- _TASK TO COMPLETE_
Please reproduce word for word the stretch from "The water level in" through "metre this year." in the article on Chennai's water table below.

Tardy monsoon: Chennai water table rises only marginally

August 28, 2012 01:43 am | Updated July 01, 2016 07:31 am IST - CHENNAI:

The shortfall in rains this season has begun to have an impact on groundwater in the city. The water level has witnessed only a marginal rise this July compared to last year, according to a study of Chennai Metrowater. For the past few years, the water level across the city had risen by a minimum of 0.50 metre annually. However, this year, there has been a rise of only up to 0.15 metre in areas, including those newly merged with the city.

The water level in sandy areas, including Ennore and Akkarai, has risen by 0.15 metre from 4.50 metre below ground recorded in July last year. In clay areas such as Manali and Semmencheri, the groundwater has gone up by .10 metre from 4.30 metre last July. Hard rock areas, where percolation is relatively slower, registered the least increase by 0.5 metre this year.

S. Prema, a resident of Villivakkam, said that water in her well has turned a bit hard over the past two months. She has had to use more water to wash clothes. Residents in other areas, including Sholinganallur, Kolathur and Valasaravakkam, also complained of a slight increase in salinity in the groundwater.

The water quality has also slightly dipped compared to last year. The level of total dissolved solids, a parameter used to determine salinity in the water, in sandy areas was 200 parts per million (ppm) last year. This July, the TDS level across the city ranged between 400 ppm and 1,300 ppm.

Sources in the Metrowater said while water with TDS up to 500 ppm is considered fit for drinking, the permissible limit for TDS in water is up to 2,000 ppm.

Metrowater monitors the water table and the quality of water in 80 observation wells spread over the city, including the merged areas. The wells are located every 3 sq.km. or 5 sq.km.

Rainwater harvesting

Harnessing every drop of rain gains significance as the water table has shown only a marginal rise. This year, Metrowater has turned its focus on added areas and insists on installation of rainwater harvesting structures. It has initiated random checks both in merged areas and the city. “We found that only a negligible percentage of the buildings checked have not maintained their structures properly,” said a source.

The water agency is in want of more manpower to conduct a detailed survey on the maintenance of the rainwater harvesting structures in the expanded Chennai Corporation. There is a proposal to rope in volunteers.

Metrowater is also in the process of writing to heads of 64 government departments to check and maintain their RWH structures. Besides campaigning and putting up boards on types of structures to be built according to the soil condition in all the Metrowater offices, pamphlets would also be issued. Residents may contact the Metrowater office at 28454080 for free consultation.

- _DATASET CONTENT_

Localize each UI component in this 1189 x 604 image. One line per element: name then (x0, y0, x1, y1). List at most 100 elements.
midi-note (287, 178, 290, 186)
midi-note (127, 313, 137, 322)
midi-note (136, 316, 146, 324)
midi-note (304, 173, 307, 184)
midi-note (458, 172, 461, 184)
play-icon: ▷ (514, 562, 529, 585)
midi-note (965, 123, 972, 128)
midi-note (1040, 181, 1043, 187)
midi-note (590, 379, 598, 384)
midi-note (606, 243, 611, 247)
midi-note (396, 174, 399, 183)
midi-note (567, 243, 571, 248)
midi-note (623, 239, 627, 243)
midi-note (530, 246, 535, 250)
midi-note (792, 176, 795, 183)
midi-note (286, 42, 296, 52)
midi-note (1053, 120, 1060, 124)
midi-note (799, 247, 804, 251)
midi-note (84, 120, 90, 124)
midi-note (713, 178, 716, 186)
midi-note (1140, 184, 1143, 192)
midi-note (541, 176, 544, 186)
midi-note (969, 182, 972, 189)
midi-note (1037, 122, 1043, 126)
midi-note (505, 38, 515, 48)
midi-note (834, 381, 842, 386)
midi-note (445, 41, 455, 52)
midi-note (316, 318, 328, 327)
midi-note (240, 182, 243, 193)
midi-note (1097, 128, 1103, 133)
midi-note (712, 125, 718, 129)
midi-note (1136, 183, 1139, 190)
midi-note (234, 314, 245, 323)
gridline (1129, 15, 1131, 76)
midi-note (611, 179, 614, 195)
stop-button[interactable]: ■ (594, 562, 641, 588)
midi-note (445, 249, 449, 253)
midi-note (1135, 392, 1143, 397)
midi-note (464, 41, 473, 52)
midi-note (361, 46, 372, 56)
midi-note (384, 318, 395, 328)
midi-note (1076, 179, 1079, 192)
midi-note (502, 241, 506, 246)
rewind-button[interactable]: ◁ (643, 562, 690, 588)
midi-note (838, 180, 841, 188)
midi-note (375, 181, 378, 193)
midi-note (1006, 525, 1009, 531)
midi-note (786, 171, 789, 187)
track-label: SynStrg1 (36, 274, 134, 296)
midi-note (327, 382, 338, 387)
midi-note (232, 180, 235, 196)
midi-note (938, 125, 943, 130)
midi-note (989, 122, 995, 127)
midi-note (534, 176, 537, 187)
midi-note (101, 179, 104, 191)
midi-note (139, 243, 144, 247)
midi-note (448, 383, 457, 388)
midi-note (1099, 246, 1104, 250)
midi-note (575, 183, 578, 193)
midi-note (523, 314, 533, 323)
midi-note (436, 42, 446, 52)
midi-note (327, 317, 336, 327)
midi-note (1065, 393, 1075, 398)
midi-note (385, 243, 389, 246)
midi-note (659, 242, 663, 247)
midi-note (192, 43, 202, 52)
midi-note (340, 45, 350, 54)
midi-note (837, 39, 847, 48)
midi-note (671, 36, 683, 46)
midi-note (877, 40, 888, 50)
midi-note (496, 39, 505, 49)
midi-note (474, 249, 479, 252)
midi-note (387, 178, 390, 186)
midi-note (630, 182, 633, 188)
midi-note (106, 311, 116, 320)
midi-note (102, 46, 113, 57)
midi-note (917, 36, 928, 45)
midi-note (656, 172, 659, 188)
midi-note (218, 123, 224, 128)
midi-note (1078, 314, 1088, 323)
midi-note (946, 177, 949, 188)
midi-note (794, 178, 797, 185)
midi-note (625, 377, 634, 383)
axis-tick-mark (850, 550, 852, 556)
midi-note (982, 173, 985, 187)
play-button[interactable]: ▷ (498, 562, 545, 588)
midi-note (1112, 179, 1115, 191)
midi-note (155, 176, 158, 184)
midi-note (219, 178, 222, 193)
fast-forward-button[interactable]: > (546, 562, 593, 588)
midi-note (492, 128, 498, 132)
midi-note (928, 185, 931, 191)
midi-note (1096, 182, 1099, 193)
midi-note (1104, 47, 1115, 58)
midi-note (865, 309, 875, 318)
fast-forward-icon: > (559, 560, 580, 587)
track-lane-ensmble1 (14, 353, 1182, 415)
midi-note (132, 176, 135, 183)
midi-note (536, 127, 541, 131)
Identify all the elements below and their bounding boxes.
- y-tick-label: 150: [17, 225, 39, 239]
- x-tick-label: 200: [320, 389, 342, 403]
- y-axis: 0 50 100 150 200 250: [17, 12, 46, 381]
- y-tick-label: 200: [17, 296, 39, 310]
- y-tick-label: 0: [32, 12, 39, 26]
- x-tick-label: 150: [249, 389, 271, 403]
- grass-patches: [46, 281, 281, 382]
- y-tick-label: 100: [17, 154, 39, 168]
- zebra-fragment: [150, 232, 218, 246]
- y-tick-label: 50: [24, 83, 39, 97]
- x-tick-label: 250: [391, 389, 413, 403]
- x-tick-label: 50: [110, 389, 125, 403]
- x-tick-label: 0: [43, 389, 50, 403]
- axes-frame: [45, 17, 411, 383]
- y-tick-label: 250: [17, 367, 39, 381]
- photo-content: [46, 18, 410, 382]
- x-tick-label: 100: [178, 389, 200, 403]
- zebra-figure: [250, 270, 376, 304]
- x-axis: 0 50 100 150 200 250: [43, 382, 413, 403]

- _ANSWER SPACE_
The water level in sandy areas, including Ennore and Akkarai, has risen by 0.15 metre from 4.50 metre below ground recorded in July last year. In clay areas such as Manali and Semmencheri, the groundwater has gone up by .10 metre from 4.30 metre last July. Hard rock areas, where percolation is relatively slower, registered the least increase by 0.5 metre this year.